Aim of the task: Keep the wording of each record exactly the same when you repeat it, and leave out pictures.
━━━ Items
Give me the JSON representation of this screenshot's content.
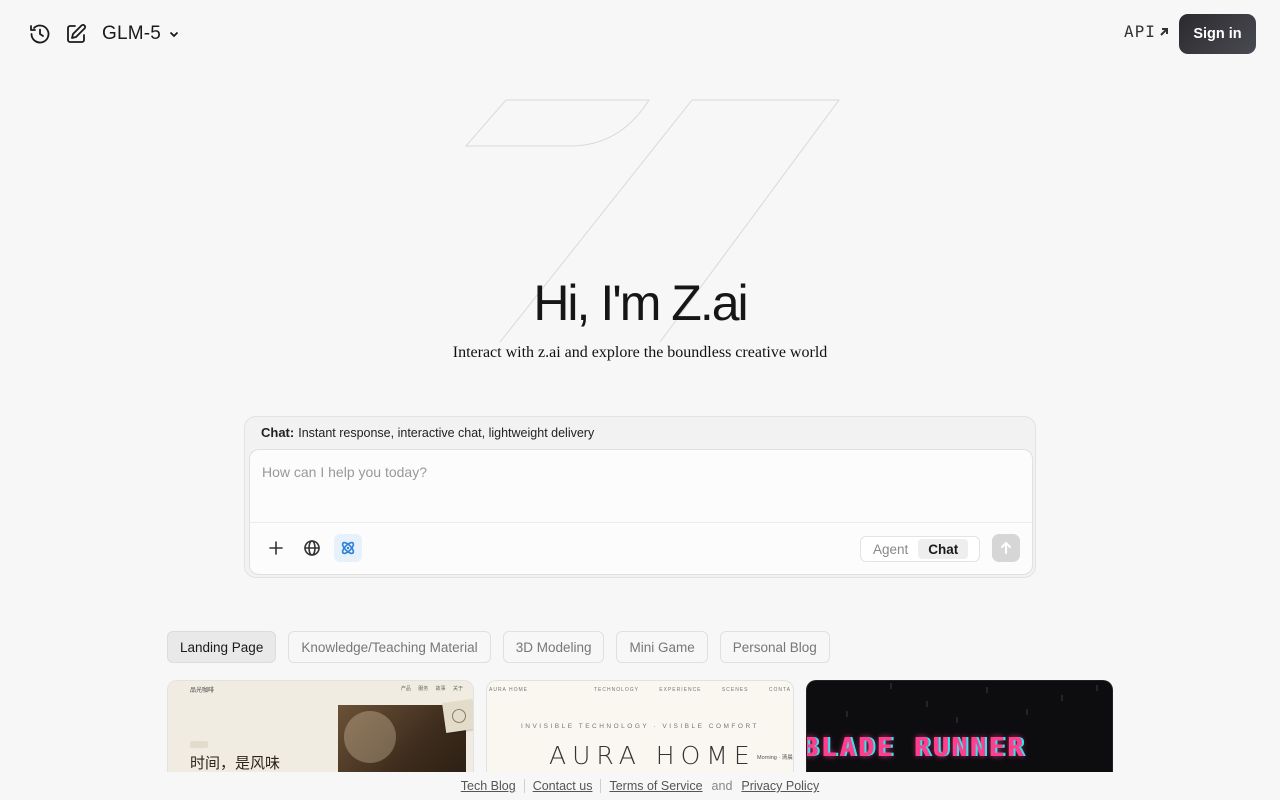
{
  "header": {
    "history_icon": "history-icon",
    "new_chat_icon": "edit-icon",
    "model_name": "GLM-5",
    "api_label": "API",
    "signin_label": "Sign in"
  },
  "hero": {
    "title": "Hi, I'm Z.ai",
    "subtitle": "Interact with z.ai and explore the boundless creative world"
  },
  "chat": {
    "mode_name": "Chat:",
    "mode_description": "Instant response, interactive chat, lightweight delivery",
    "placeholder": "How can I help you today?",
    "tools": [
      "plus-icon",
      "globe-icon",
      "atom-icon"
    ],
    "modes": [
      "Agent",
      "Chat"
    ],
    "selected_mode": "Chat",
    "accent_color": "#2f7fd8"
  },
  "categories": {
    "items": [
      "Landing Page",
      "Knowledge/Teaching Material",
      "3D Modeling",
      "Mini Game",
      "Personal Blog"
    ],
    "selected": "Landing Page"
  },
  "previews": {
    "card1": {
      "logo": "品光咖啡",
      "nav": "产品 服务 故事 关于",
      "text": "时间，是风味"
    },
    "card2": {
      "brand": "AURA HOME",
      "nav": "TECHNOLOGY EXPERIENCE SCENES CONTA",
      "tagline": "INVISIBLE TECHNOLOGY · VISIBLE COMFORT",
      "title": "AURA HOME",
      "side_text": "Morning · 清晨"
    },
    "card3": {
      "title": "BLADE RUNNER"
    }
  },
  "footer": {
    "links": [
      "Tech Blog",
      "Contact us",
      "Terms of Service",
      "Privacy Policy"
    ],
    "and_text": "and"
  }
}
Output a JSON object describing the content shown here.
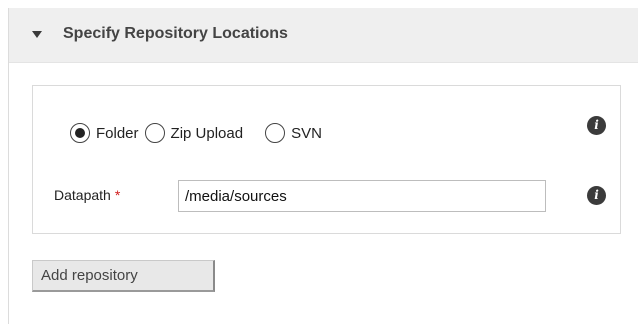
{
  "panel": {
    "title": "Specify Repository Locations",
    "expanded": true
  },
  "source_type": {
    "options": [
      {
        "label": "Folder",
        "selected": true
      },
      {
        "label": "Zip Upload",
        "selected": false
      },
      {
        "label": "SVN",
        "selected": false
      }
    ],
    "info_icon": "info-icon"
  },
  "datapath": {
    "label": "Datapath",
    "required_marker": "*",
    "value": "/media/sources",
    "info_icon": "info-icon"
  },
  "actions": {
    "add_repository_label": "Add repository"
  },
  "colors": {
    "header_bg": "#efefef",
    "required": "#d11d1d",
    "info_icon_bg": "#3b3b3b"
  }
}
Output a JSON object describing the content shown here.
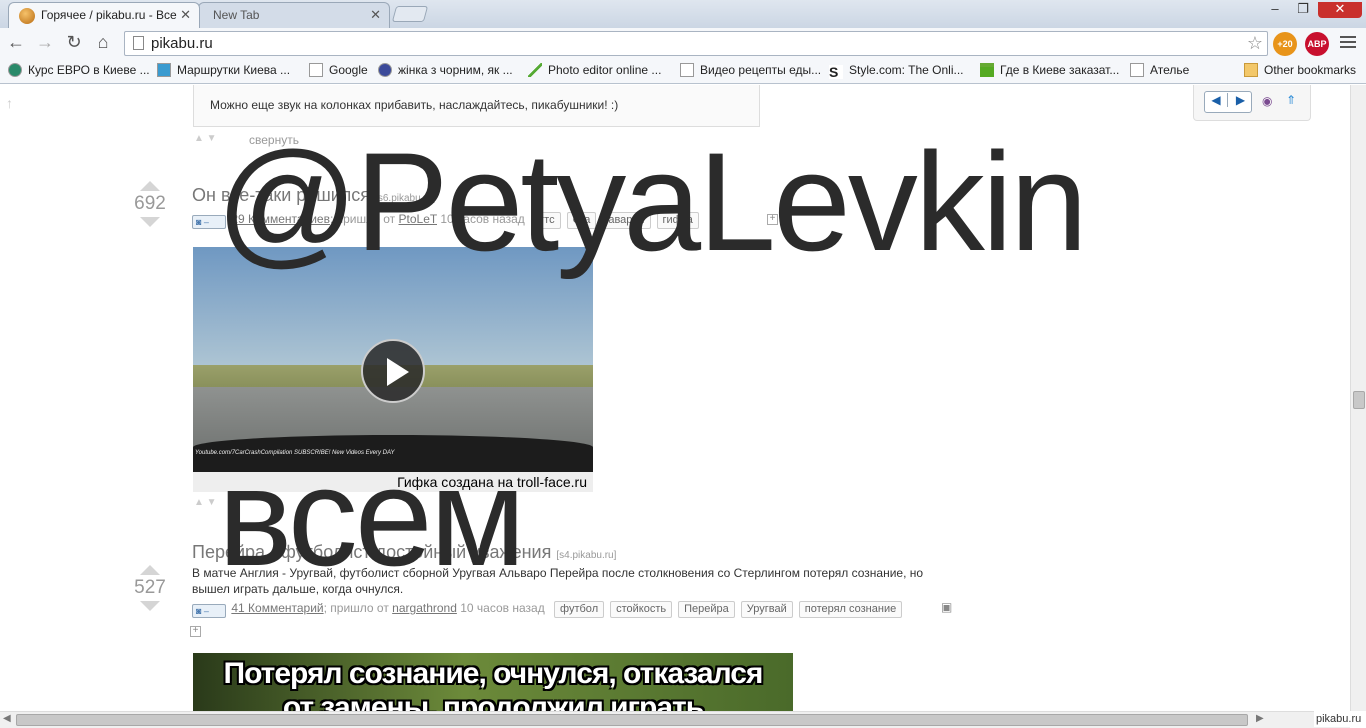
{
  "browser": {
    "tabs": [
      {
        "title": "Горячее / pikabu.ru - Все",
        "active": true
      },
      {
        "title": "New Tab",
        "active": false
      }
    ],
    "window_controls": {
      "minimize": "–",
      "restore": "❐",
      "close": "✕"
    },
    "url": "pikabu.ru",
    "extensions": [
      {
        "name": "notifications-extension",
        "badge": "+20",
        "color": "#e84c1a"
      },
      {
        "name": "adblock-plus-extension",
        "badge": "ABP",
        "color": "#c8102e"
      }
    ],
    "bookmarks": [
      "Курс ЕВРО в Киеве ...",
      "Маршрутки Киева ...",
      "Google",
      "жінка з чорним, як ...",
      "Photo editor online ...",
      "Видео рецепты еды...",
      "Style.com: The Onli...",
      "Где в Киеве заказат...",
      "Ателье",
      "Other bookmarks"
    ]
  },
  "page": {
    "comment_text": "Можно еще звук на колонках прибавить, наслаждайтесь, пикабушники! :)",
    "collapse_label": "свернуть",
    "posts": [
      {
        "score": "692",
        "title": "Он все-таки решился",
        "source": "[s6.pikabu.ru]",
        "comments": "29 Комментариев",
        "meta_rest": "; пришло от ",
        "author": "PtoLeT",
        "time": " 10 часов назад",
        "tags": [
          "гтс",
          "Gta",
          "авария",
          "гифка"
        ],
        "gif_caption": "Гифка создана на troll-face.ru",
        "gif_watermark": "Youtube.com/7CarCrashCompilation SUBSCRIBE! New Videos Every DAY"
      },
      {
        "score": "527",
        "title": "Перейра - футболист достойный уважения",
        "source": "[s4.pikabu.ru]",
        "description": "В матче Англия - Уругвай, футболист сборной Уругвая Альваро Перейра после столкновения со Стерлингом потерял сознание, но вышел играть дальше, когда очнулся.",
        "comments": "41 Комментарий",
        "meta_rest": "; пришло от ",
        "author": "nargathrond",
        "time": " 10 часов назад",
        "tags": [
          "футбол",
          "стойкость",
          "Перейра",
          "Уругвай",
          "потерял сознание"
        ],
        "image_text_line1": "Потерял сознание, очнулся, отказался",
        "image_text_line2": "от замены, продолжил играть"
      }
    ],
    "overlay_watermark_line1": "@PetyaLevkin",
    "overlay_watermark_line2": "всем",
    "corner_watermark": "pikabu.ru"
  }
}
━━━━━━
The output:
Give me the JSON representation of this screenshot's content.
{
  "header": {
    "history_icon": "history-icon",
    "new_chat_icon": "edit-icon",
    "model_name": "GLM-5",
    "api_label": "API",
    "signin_label": "Sign in"
  },
  "hero": {
    "title": "Hi, I'm Z.ai",
    "subtitle": "Interact with z.ai and explore the boundless creative world"
  },
  "chat": {
    "mode_name": "Chat:",
    "mode_description": "Instant response, interactive chat, lightweight delivery",
    "placeholder": "How can I help you today?",
    "tools": [
      "plus-icon",
      "globe-icon",
      "atom-icon"
    ],
    "modes": [
      "Agent",
      "Chat"
    ],
    "selected_mode": "Chat",
    "accent_color": "#2f7fd8"
  },
  "categories": {
    "items": [
      "Landing Page",
      "Knowledge/Teaching Material",
      "3D Modeling",
      "Mini Game",
      "Personal Blog"
    ],
    "selected": "Landing Page"
  },
  "previews": {
    "card1": {
      "logo": "品光咖啡",
      "nav": "产品 服务 故事 关于",
      "text": "时间，是风味"
    },
    "card2": {
      "brand": "AURA HOME",
      "nav": "TECHNOLOGY EXPERIENCE SCENES CONTA",
      "tagline": "INVISIBLE TECHNOLOGY · VISIBLE COMFORT",
      "title": "AURA HOME",
      "side_text": "Morning · 清晨"
    },
    "card3": {
      "title": "BLADE RUNNER"
    }
  },
  "footer": {
    "links": [
      "Tech Blog",
      "Contact us",
      "Terms of Service",
      "Privacy Policy"
    ],
    "and_text": "and"
  }
}
Output a JSON object describing the content shown here.
{
  "panel": {
    "title": "Specify Repository Locations",
    "expanded": true
  },
  "source_type": {
    "options": [
      {
        "label": "Folder",
        "selected": true
      },
      {
        "label": "Zip Upload",
        "selected": false
      },
      {
        "label": "SVN",
        "selected": false
      }
    ],
    "info_icon": "info-icon"
  },
  "datapath": {
    "label": "Datapath",
    "required_marker": "*",
    "value": "/media/sources",
    "info_icon": "info-icon"
  },
  "actions": {
    "add_repository_label": "Add repository"
  },
  "colors": {
    "header_bg": "#efefef",
    "required": "#d11d1d",
    "info_icon_bg": "#3b3b3b"
  }
}
Output a JSON object describing the content shown here.
{
  "browser": {
    "tabs": [
      {
        "title": "Горячее / pikabu.ru - Все",
        "active": true
      },
      {
        "title": "New Tab",
        "active": false
      }
    ],
    "window_controls": {
      "minimize": "–",
      "restore": "❐",
      "close": "✕"
    },
    "url": "pikabu.ru",
    "extensions": [
      {
        "name": "notifications-extension",
        "badge": "+20",
        "color": "#e84c1a"
      },
      {
        "name": "adblock-plus-extension",
        "badge": "ABP",
        "color": "#c8102e"
      }
    ],
    "bookmarks": [
      "Курс ЕВРО в Киеве ...",
      "Маршрутки Киева ...",
      "Google",
      "жінка з чорним, як ...",
      "Photo editor online ...",
      "Видео рецепты еды...",
      "Style.com: The Onli...",
      "Где в Киеве заказат...",
      "Ателье",
      "Other bookmarks"
    ]
  },
  "page": {
    "comment_text": "Можно еще звук на колонках прибавить, наслаждайтесь, пикабушники! :)",
    "collapse_label": "свернуть",
    "posts": [
      {
        "score": "692",
        "title": "Он все-таки решился",
        "source": "[s6.pikabu.ru]",
        "comments": "29 Комментариев",
        "meta_rest": "; пришло от ",
        "author": "PtoLeT",
        "time": " 10 часов назад",
        "tags": [
          "гтс",
          "Gta",
          "авария",
          "гифка"
        ],
        "gif_caption": "Гифка создана на troll-face.ru",
        "gif_watermark": "Youtube.com/7CarCrashCompilation SUBSCRIBE! New Videos Every DAY"
      },
      {
        "score": "527",
        "title": "Перейра - футболист достойный уважения",
        "source": "[s4.pikabu.ru]",
        "description": "В матче Англия - Уругвай, футболист сборной Уругвая Альваро Перейра после столкновения со Стерлингом потерял сознание, но вышел играть дальше, когда очнулся.",
        "comments": "41 Комментарий",
        "meta_rest": "; пришло от ",
        "author": "nargathrond",
        "time": " 10 часов назад",
        "tags": [
          "футбол",
          "стойкость",
          "Перейра",
          "Уругвай",
          "потерял сознание"
        ],
        "image_text_line1": "Потерял сознание, очнулся, отказался",
        "image_text_line2": "от замены, продолжил играть"
      }
    ],
    "overlay_watermark_line1": "@PetyaLevkin",
    "overlay_watermark_line2": "всем",
    "corner_watermark": "pikabu.ru"
  }
}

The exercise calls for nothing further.